■ Task prompt:
Every entry below should be repeated exactly; the pictures should not.

## start

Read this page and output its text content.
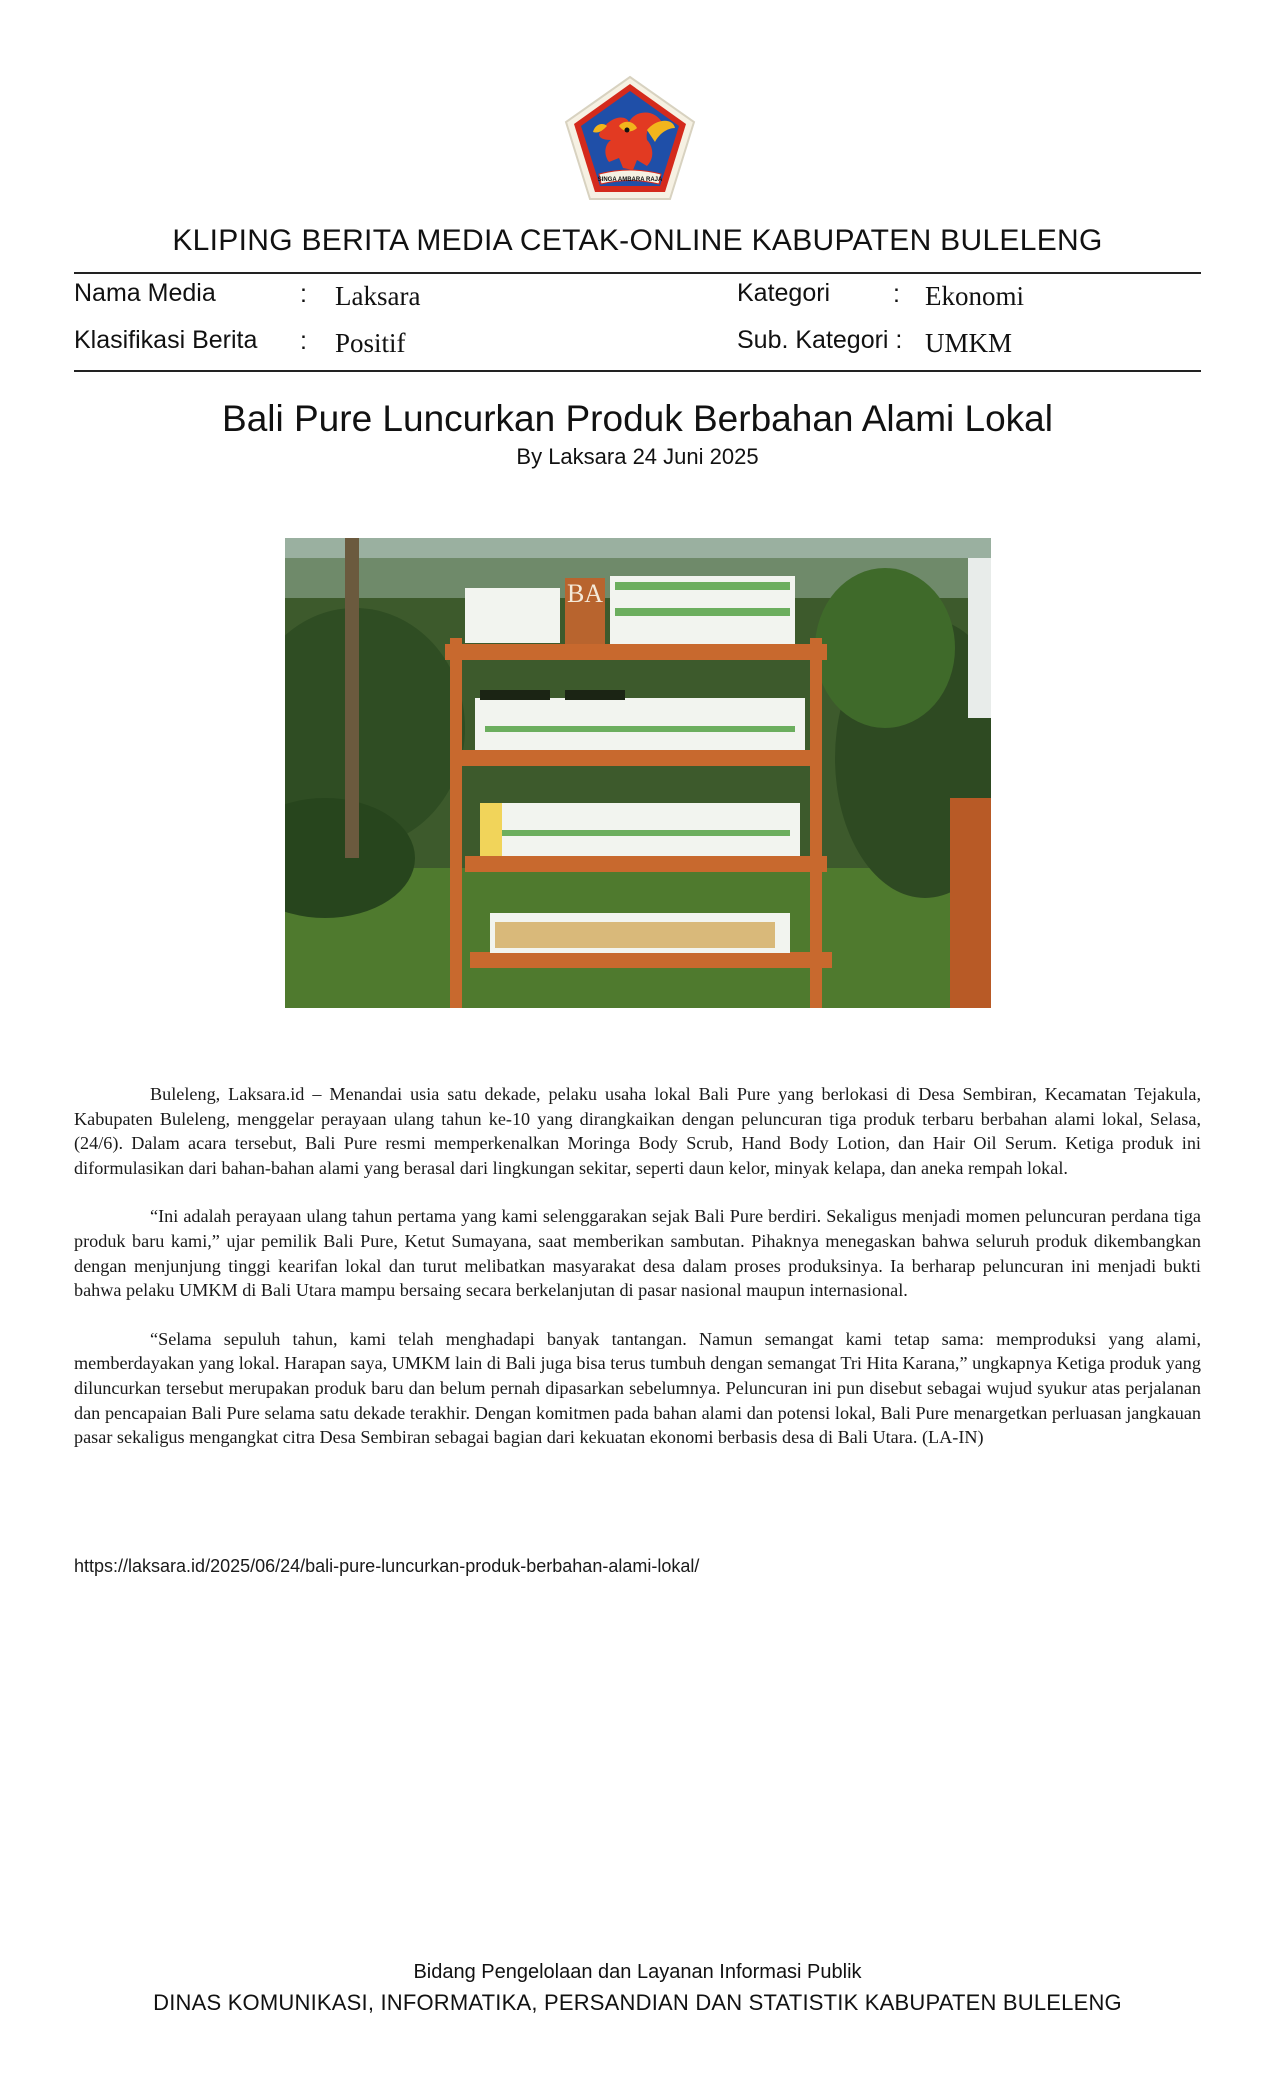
SINGA AMBARA RAJA
KLIPING BERITA MEDIA CETAK-ONLINE KABUPATEN BULELENG
Nama Media	: Laksara
Klasifikasi Berita : Positif
Kategori	: Ekonomi
Sub. Kategori : UMKM
Bali Pure Luncurkan Produk Berbahan Alami Lokal
By Laksara 24 Juni 2025
BA

Buleleng, Laksara.id – Menandai usia satu dekade, pelaku usaha lokal Bali Pure yang berlokasi di Desa Sembiran, Kecamatan Tejakula, Kabupaten Buleleng, menggelar perayaan ulang tahun ke-10 yang dirangkaikan dengan peluncuran tiga produk terbaru berbahan alami lokal, Selasa, (24/6). Dalam acara tersebut, Bali Pure resmi memperkenalkan Moringa Body Scrub, Hand Body Lotion, dan Hair Oil Serum. Ketiga produk ini diformulasikan dari bahan-bahan alami yang berasal dari lingkungan sekitar, seperti daun kelor, minyak kelapa, dan aneka rempah lokal.

“Ini adalah perayaan ulang tahun pertama yang kami selenggarakan sejak Bali Pure berdiri. Sekaligus menjadi momen peluncuran perdana tiga produk baru kami,” ujar pemilik Bali Pure, Ketut Sumayana, saat memberikan sambutan. Pihaknya menegaskan bahwa seluruh produk dikembangkan dengan menjunjung tinggi kearifan lokal dan turut melibatkan masyarakat desa dalam proses produksinya. Ia berharap peluncuran ini menjadi bukti bahwa pelaku UMKM di Bali Utara mampu bersaing secara berkelanjutan di pasar nasional maupun internasional.

“Selama sepuluh tahun, kami telah menghadapi banyak tantangan. Namun semangat kami tetap sama: memproduksi yang alami, memberdayakan yang lokal. Harapan saya, UMKM lain di Bali juga bisa terus tumbuh dengan semangat Tri Hita Karana,” ungkapnya Ketiga produk yang diluncurkan tersebut merupakan produk baru dan belum pernah dipasarkan sebelumnya. Peluncuran ini pun disebut sebagai wujud syukur atas perjalanan dan pencapaian Bali Pure selama satu dekade terakhir. Dengan komitmen pada bahan alami dan potensi lokal, Bali Pure menargetkan perluasan jangkauan pasar sekaligus mengangkat citra Desa Sembiran sebagai bagian dari kekuatan ekonomi berbasis desa di Bali Utara. (LA-IN)

https://laksara.id/2025/06/24/bali-pure-luncurkan-produk-berbahan-alami-lokal/
Bidang Pengelolaan dan Layanan Informasi Publik
DINAS KOMUNIKASI, INFORMATIKA, PERSANDIAN DAN STATISTIK KABUPATEN BULELENG
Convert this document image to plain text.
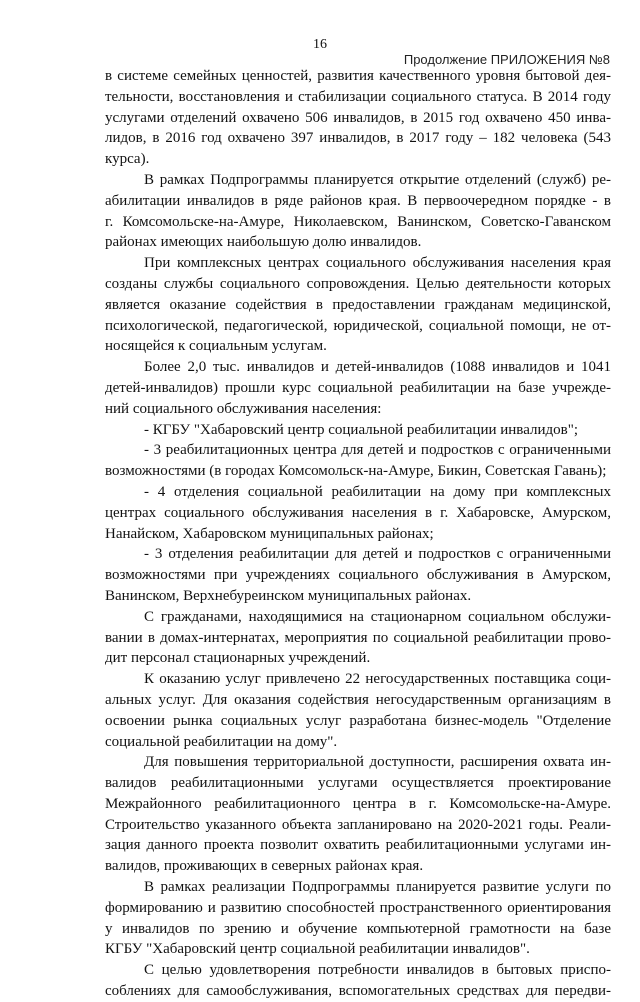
16
Продолжение ПРИЛОЖЕНИЯ №8
в системе семейных ценностей, развития качественного уровня бытовой дея-
тельности, восстановления и стабилизации социального статуса. В 2014 году
услугами отделений охвачено 506 инвалидов, в 2015 год охвачено 450 инва-
лидов, в 2016 год охвачено 397 инвалидов, в 2017 году – 182 человека (543
курса).
В рамках Подпрограммы планируется открытие отделений (служб) ре-
абилитации инвалидов в ряде районов края. В первоочередном порядке - в
г. Комсомольске-на-Амуре, Николаевском, Ванинском, Советско-Гаванском
районах имеющих наибольшую долю инвалидов.
При комплексных центрах социального обслуживания населения края
созданы службы социального сопровождения. Целью деятельности которых
является оказание содействия в предоставлении гражданам медицинской,
психологической, педагогической, юридической, социальной помощи, не от-
носящейся к социальным услугам.
Более 2,0 тыс. инвалидов и детей-инвалидов (1088 инвалидов и 1041
детей-инвалидов) прошли курс социальной реабилитации на базе учрежде-
ний социального обслуживания населения:
- КГБУ "Хабаровский центр социальной реабилитации инвалидов";
- 3 реабилитационных центра для детей и подростков с ограниченными
возможностями (в городах Комсомольск-на-Амуре, Бикин, Советская Гавань);
- 4 отделения социальной реабилитации на дому при комплексных
центрах социального обслуживания населения в г. Хабаровске, Амурском,
Нанайском, Хабаровском муниципальных районах;
- 3 отделения реабилитации для детей и подростков с ограниченными
возможностями при учреждениях социального обслуживания в Амурском,
Ванинском, Верхнебуреинском муниципальных районах.
С гражданами, находящимися на стационарном социальном обслужи-
вании в домах-интернатах, мероприятия по социальной реабилитации прово-
дит персонал стационарных учреждений.
К оказанию услуг привлечено 22 негосударственных поставщика соци-
альных услуг. Для оказания содействия негосударственным организациям в
освоении рынка социальных услуг разработана бизнес-модель "Отделение
социальной реабилитации на дому".
Для повышения территориальной доступности, расширения охвата ин-
валидов реабилитационными услугами осуществляется проектирование
Межрайонного реабилитационного центра в г. Комсомольске-на-Амуре.
Строительство указанного объекта запланировано на 2020-2021 годы. Реали-
зация данного проекта позволит охватить реабилитационными услугами ин-
валидов, проживающих в северных районах края.
В рамках реализации Подпрограммы планируется развитие услуги по
формированию и развитию способностей пространственного ориентирования
у инвалидов по зрению и обучение компьютерной грамотности на базе
КГБУ "Хабаровский центр социальной реабилитации инвалидов".
С целью удовлетворения потребности инвалидов в бытовых приспо-
соблениях для самообслуживания, вспомогательных средствах для передви-
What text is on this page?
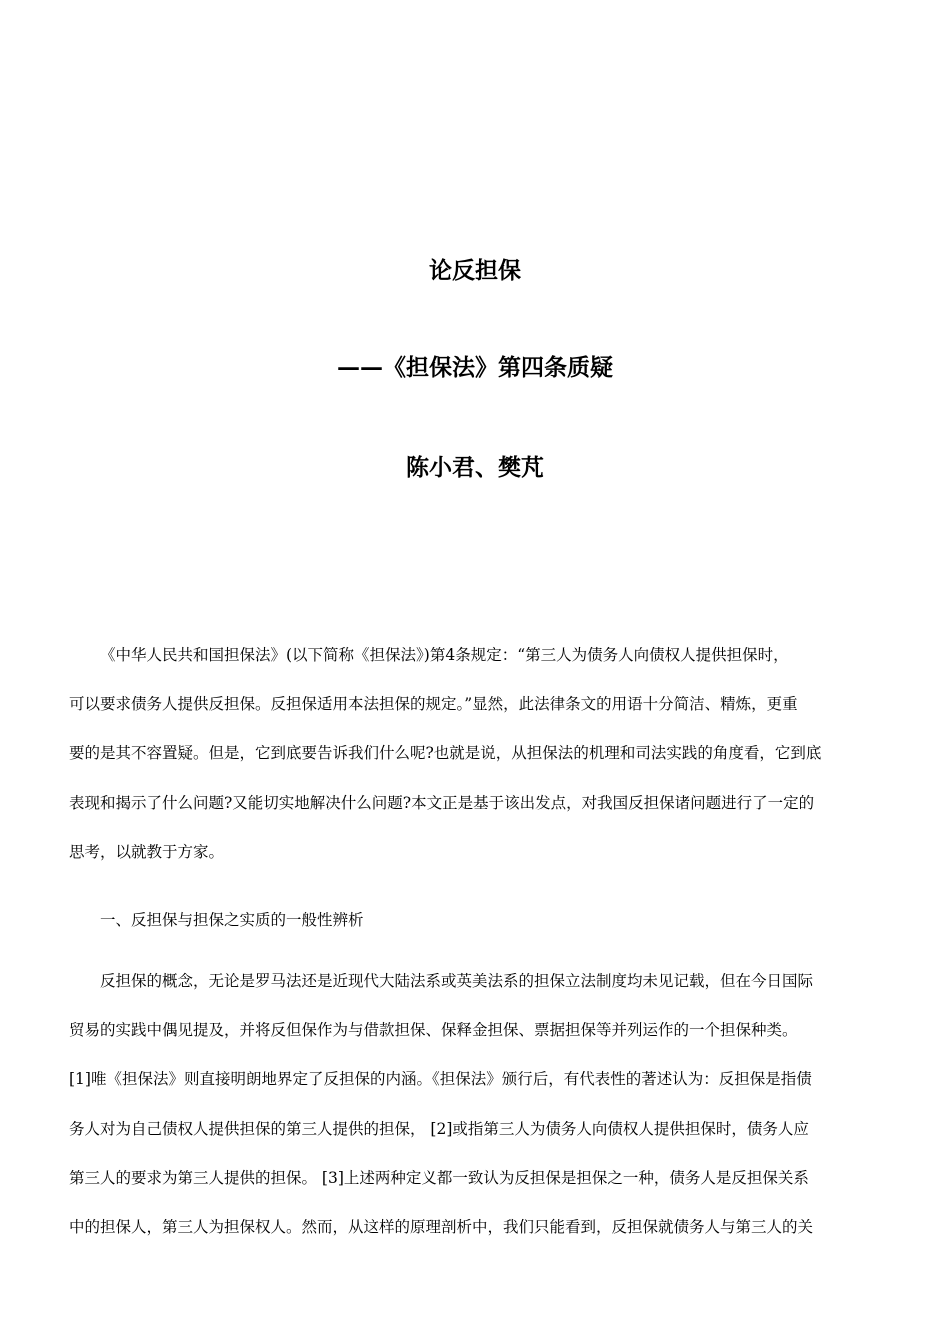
论反担保
——《担保法》第四条质疑
陈小君、樊芃
《中华人民共和国担保法》(以下简称《担保法》)第4条规定：“第三人为债务人向债权人提供担保时，
可以要求债务人提供反担保。反担保适用本法担保的规定。”显然，此法律条文的用语十分简洁、精炼，更重
要的是其不容置疑。但是，它到底要告诉我们什么呢?也就是说，从担保法的机理和司法实践的角度看，它到底
表现和揭示了什么问题?又能切实地解决什么问题?本文正是基于该出发点，对我国反担保诸问题进行了一定的
思考，以就教于方家。
一、反担保与担保之实质的一般性辨析
反担保的概念，无论是罗马法还是近现代大陆法系或英美法系的担保立法制度均未见记载，但在今日国际
贸易的实践中偶见提及，并将反但保作为与借款担保、保释金担保、票据担保等并列运作的一个担保种类。
[1]唯《担保法》则直接明朗地界定了反担保的内涵。《担保法》颁行后，有代表性的著述认为：反担保是指债
务人对为自己债权人提供担保的第三人提供的担保， [2]或指第三人为债务人向债权人提供担保时，债务人应
第三人的要求为第三人提供的担保。 [3]上述两种定义都一致认为反担保是担保之一种，债务人是反担保关系
中的担保人，第三人为担保权人。然而，从这样的原理剖析中，我们只能看到，反担保就债务人与第三人的关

## end

■ Worked answer:
Read this page and output its text content.
SINGA AMBARA RAJA
KLIPING BERITA MEDIA CETAK-ONLINE KABUPATEN BULELENG
Nama Media	: Laksara
Klasifikasi Berita : Positif
Kategori	: Ekonomi
Sub. Kategori : UMKM
Bali Pure Luncurkan Produk Berbahan Alami Lokal
By Laksara 24 Juni 2025
BA

Buleleng, Laksara.id – Menandai usia satu dekade, pelaku usaha lokal Bali Pure yang berlokasi di Desa Sembiran, Kecamatan Tejakula, Kabupaten Buleleng, menggelar perayaan ulang tahun ke-10 yang dirangkaikan dengan peluncuran tiga produk terbaru berbahan alami lokal, Selasa, (24/6). Dalam acara tersebut, Bali Pure resmi memperkenalkan Moringa Body Scrub, Hand Body Lotion, dan Hair Oil Serum. Ketiga produk ini diformulasikan dari bahan-bahan alami yang berasal dari lingkungan sekitar, seperti daun kelor, minyak kelapa, dan aneka rempah lokal.

“Ini adalah perayaan ulang tahun pertama yang kami selenggarakan sejak Bali Pure berdiri. Sekaligus menjadi momen peluncuran perdana tiga produk baru kami,” ujar pemilik Bali Pure, Ketut Sumayana, saat memberikan sambutan. Pihaknya menegaskan bahwa seluruh produk dikembangkan dengan menjunjung tinggi kearifan lokal dan turut melibatkan masyarakat desa dalam proses produksinya. Ia berharap peluncuran ini menjadi bukti bahwa pelaku UMKM di Bali Utara mampu bersaing secara berkelanjutan di pasar nasional maupun internasional.

“Selama sepuluh tahun, kami telah menghadapi banyak tantangan. Namun semangat kami tetap sama: memproduksi yang alami, memberdayakan yang lokal. Harapan saya, UMKM lain di Bali juga bisa terus tumbuh dengan semangat Tri Hita Karana,” ungkapnya Ketiga produk yang diluncurkan tersebut merupakan produk baru dan belum pernah dipasarkan sebelumnya. Peluncuran ini pun disebut sebagai wujud syukur atas perjalanan dan pencapaian Bali Pure selama satu dekade terakhir. Dengan komitmen pada bahan alami dan potensi lokal, Bali Pure menargetkan perluasan jangkauan pasar sekaligus mengangkat citra Desa Sembiran sebagai bagian dari kekuatan ekonomi berbasis desa di Bali Utara. (LA-IN)

https://laksara.id/2025/06/24/bali-pure-luncurkan-produk-berbahan-alami-lokal/
Bidang Pengelolaan dan Layanan Informasi Publik
DINAS KOMUNIKASI, INFORMATIKA, PERSANDIAN DAN STATISTIK KABUPATEN BULELENG
Convert this document image to plain text.
16
Продолжение ПРИЛОЖЕНИЯ №8
в системе семейных ценностей, развития качественного уровня бытовой дея-
тельности, восстановления и стабилизации социального статуса. В 2014 году
услугами отделений охвачено 506 инвалидов, в 2015 год охвачено 450 инва-
лидов, в 2016 год охвачено 397 инвалидов, в 2017 году – 182 человека (543
курса).
В рамках Подпрограммы планируется открытие отделений (служб) ре-
абилитации инвалидов в ряде районов края. В первоочередном порядке - в
г. Комсомольске-на-Амуре, Николаевском, Ванинском, Советско-Гаванском
районах имеющих наибольшую долю инвалидов.
При комплексных центрах социального обслуживания населения края
созданы службы социального сопровождения. Целью деятельности которых
является оказание содействия в предоставлении гражданам медицинской,
психологической, педагогической, юридической, социальной помощи, не от-
носящейся к социальным услугам.
Более 2,0 тыс. инвалидов и детей-инвалидов (1088 инвалидов и 1041
детей-инвалидов) прошли курс социальной реабилитации на базе учрежде-
ний социального обслуживания населения:
- КГБУ "Хабаровский центр социальной реабилитации инвалидов";
- 3 реабилитационных центра для детей и подростков с ограниченными
возможностями (в городах Комсомольск-на-Амуре, Бикин, Советская Гавань);
- 4 отделения социальной реабилитации на дому при комплексных
центрах социального обслуживания населения в г. Хабаровске, Амурском,
Нанайском, Хабаровском муниципальных районах;
- 3 отделения реабилитации для детей и подростков с ограниченными
возможностями при учреждениях социального обслуживания в Амурском,
Ванинском, Верхнебуреинском муниципальных районах.
С гражданами, находящимися на стационарном социальном обслужи-
вании в домах-интернатах, мероприятия по социальной реабилитации прово-
дит персонал стационарных учреждений.
К оказанию услуг привлечено 22 негосударственных поставщика соци-
альных услуг. Для оказания содействия негосударственным организациям в
освоении рынка социальных услуг разработана бизнес-модель "Отделение
социальной реабилитации на дому".
Для повышения территориальной доступности, расширения охвата ин-
валидов реабилитационными услугами осуществляется проектирование
Межрайонного реабилитационного центра в г. Комсомольске-на-Амуре.
Строительство указанного объекта запланировано на 2020-2021 годы. Реали-
зация данного проекта позволит охватить реабилитационными услугами ин-
валидов, проживающих в северных районах края.
В рамках реализации Подпрограммы планируется развитие услуги по
формированию и развитию способностей пространственного ориентирования
у инвалидов по зрению и обучение компьютерной грамотности на базе
КГБУ "Хабаровский центр социальной реабилитации инвалидов".
С целью удовлетворения потребности инвалидов в бытовых приспо-
соблениях для самообслуживания, вспомогательных средствах для передви-
What text is on this page?
论反担保
——《担保法》第四条质疑
陈小君、樊芃
《中华人民共和国担保法》(以下简称《担保法》)第4条规定：“第三人为债务人向债权人提供担保时，
可以要求债务人提供反担保。反担保适用本法担保的规定。”显然，此法律条文的用语十分简洁、精炼，更重
要的是其不容置疑。但是，它到底要告诉我们什么呢?也就是说，从担保法的机理和司法实践的角度看，它到底
表现和揭示了什么问题?又能切实地解决什么问题?本文正是基于该出发点，对我国反担保诸问题进行了一定的
思考，以就教于方家。
一、反担保与担保之实质的一般性辨析
反担保的概念，无论是罗马法还是近现代大陆法系或英美法系的担保立法制度均未见记载，但在今日国际
贸易的实践中偶见提及，并将反但保作为与借款担保、保释金担保、票据担保等并列运作的一个担保种类。
[1]唯《担保法》则直接明朗地界定了反担保的内涵。《担保法》颁行后，有代表性的著述认为：反担保是指债
务人对为自己债权人提供担保的第三人提供的担保， [2]或指第三人为债务人向债权人提供担保时，债务人应
第三人的要求为第三人提供的担保。 [3]上述两种定义都一致认为反担保是担保之一种，债务人是反担保关系
中的担保人，第三人为担保权人。然而，从这样的原理剖析中，我们只能看到，反担保就债务人与第三人的关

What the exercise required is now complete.